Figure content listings
● ● ● ●

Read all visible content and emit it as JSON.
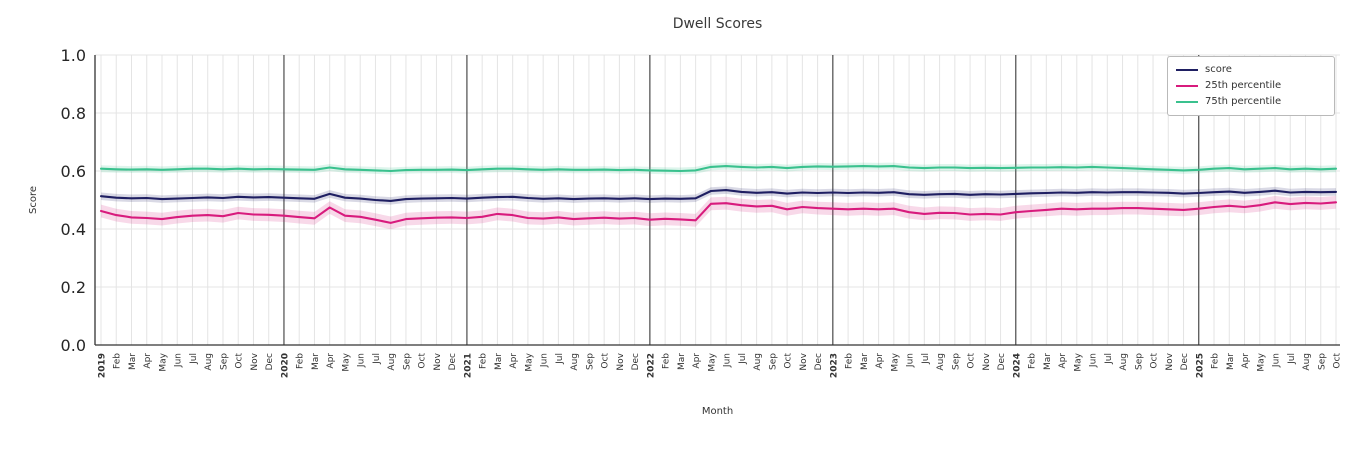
{
  "chart_data": {
    "type": "line",
    "title": "Dwell Scores",
    "xlabel": "Month",
    "ylabel": "Score",
    "ylim": [
      0.0,
      1.0
    ],
    "yticks": [
      0.0,
      0.2,
      0.4,
      0.6,
      0.8,
      1.0
    ],
    "grid": true,
    "legend_position": "upper right",
    "gridline_color": "#e4e4e4",
    "year_line_color": "#2b2b2b",
    "spine_color": "#333333",
    "x_labels": [
      "2019",
      "Feb",
      "Mar",
      "Apr",
      "May",
      "Jun",
      "Jul",
      "Aug",
      "Sep",
      "Oct",
      "Nov",
      "Dec",
      "2020",
      "Feb",
      "Mar",
      "Apr",
      "May",
      "Jun",
      "Jul",
      "Aug",
      "Sep",
      "Oct",
      "Nov",
      "Dec",
      "2021",
      "Feb",
      "Mar",
      "Apr",
      "May",
      "Jun",
      "Jul",
      "Aug",
      "Sep",
      "Oct",
      "Nov",
      "Dec",
      "2022",
      "Feb",
      "Mar",
      "Apr",
      "May",
      "Jun",
      "Jul",
      "Aug",
      "Sep",
      "Oct",
      "Nov",
      "Dec",
      "2023",
      "Feb",
      "Mar",
      "Apr",
      "May",
      "Jun",
      "Jul",
      "Aug",
      "Sep",
      "Oct",
      "Nov",
      "Dec",
      "2024",
      "Feb",
      "Mar",
      "Apr",
      "May",
      "Jun",
      "Jul",
      "Aug",
      "Sep",
      "Oct",
      "Nov",
      "Dec",
      "2025",
      "Feb",
      "Mar",
      "Apr",
      "May",
      "Jun",
      "Jul",
      "Aug",
      "Sep",
      "Oct"
    ],
    "series": [
      {
        "name": "score",
        "color": "#1f1f62",
        "band_halfwidth": 0.013,
        "values": [
          0.513,
          0.508,
          0.506,
          0.507,
          0.503,
          0.505,
          0.507,
          0.509,
          0.507,
          0.511,
          0.509,
          0.51,
          0.508,
          0.506,
          0.504,
          0.521,
          0.508,
          0.505,
          0.5,
          0.497,
          0.503,
          0.505,
          0.506,
          0.507,
          0.505,
          0.508,
          0.51,
          0.511,
          0.507,
          0.504,
          0.506,
          0.503,
          0.505,
          0.506,
          0.504,
          0.506,
          0.503,
          0.505,
          0.504,
          0.506,
          0.531,
          0.534,
          0.528,
          0.525,
          0.527,
          0.522,
          0.526,
          0.524,
          0.526,
          0.524,
          0.526,
          0.525,
          0.527,
          0.52,
          0.518,
          0.52,
          0.521,
          0.518,
          0.52,
          0.519,
          0.521,
          0.523,
          0.524,
          0.526,
          0.525,
          0.527,
          0.526,
          0.527,
          0.527,
          0.526,
          0.525,
          0.522,
          0.524,
          0.527,
          0.529,
          0.525,
          0.528,
          0.532,
          0.526,
          0.528,
          0.527,
          0.528
        ]
      },
      {
        "name": "25th percentile",
        "color": "#d81b7d",
        "band_halfwidth": 0.022,
        "values": [
          0.462,
          0.448,
          0.44,
          0.438,
          0.434,
          0.441,
          0.446,
          0.448,
          0.444,
          0.455,
          0.45,
          0.449,
          0.446,
          0.441,
          0.437,
          0.474,
          0.446,
          0.442,
          0.432,
          0.421,
          0.434,
          0.437,
          0.439,
          0.44,
          0.438,
          0.442,
          0.452,
          0.448,
          0.438,
          0.436,
          0.44,
          0.434,
          0.437,
          0.439,
          0.436,
          0.438,
          0.432,
          0.435,
          0.433,
          0.43,
          0.487,
          0.489,
          0.482,
          0.478,
          0.48,
          0.468,
          0.476,
          0.472,
          0.47,
          0.468,
          0.47,
          0.468,
          0.47,
          0.458,
          0.452,
          0.456,
          0.455,
          0.45,
          0.452,
          0.45,
          0.458,
          0.462,
          0.466,
          0.47,
          0.468,
          0.47,
          0.47,
          0.472,
          0.472,
          0.47,
          0.468,
          0.466,
          0.47,
          0.476,
          0.48,
          0.476,
          0.482,
          0.492,
          0.486,
          0.49,
          0.488,
          0.492
        ]
      },
      {
        "name": "75th percentile",
        "color": "#3ac18e",
        "band_halfwidth": 0.012,
        "values": [
          0.608,
          0.606,
          0.605,
          0.606,
          0.604,
          0.606,
          0.608,
          0.608,
          0.606,
          0.608,
          0.606,
          0.607,
          0.606,
          0.605,
          0.604,
          0.612,
          0.606,
          0.604,
          0.602,
          0.6,
          0.603,
          0.604,
          0.604,
          0.605,
          0.603,
          0.606,
          0.608,
          0.608,
          0.606,
          0.604,
          0.606,
          0.604,
          0.604,
          0.605,
          0.603,
          0.604,
          0.602,
          0.601,
          0.6,
          0.602,
          0.614,
          0.617,
          0.614,
          0.612,
          0.614,
          0.61,
          0.614,
          0.616,
          0.615,
          0.616,
          0.617,
          0.616,
          0.617,
          0.612,
          0.61,
          0.612,
          0.612,
          0.61,
          0.611,
          0.61,
          0.611,
          0.612,
          0.612,
          0.613,
          0.612,
          0.614,
          0.612,
          0.61,
          0.608,
          0.606,
          0.604,
          0.602,
          0.604,
          0.608,
          0.61,
          0.606,
          0.608,
          0.61,
          0.606,
          0.608,
          0.606,
          0.608
        ]
      }
    ]
  }
}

● ● ● ●

• WHAT TO WORK ON:
Search the lines for "percentile". Copy each line that has it.

• ANSWER FOR THE TASK:
        "name": "25th percentile",
        "name": "75th percentile",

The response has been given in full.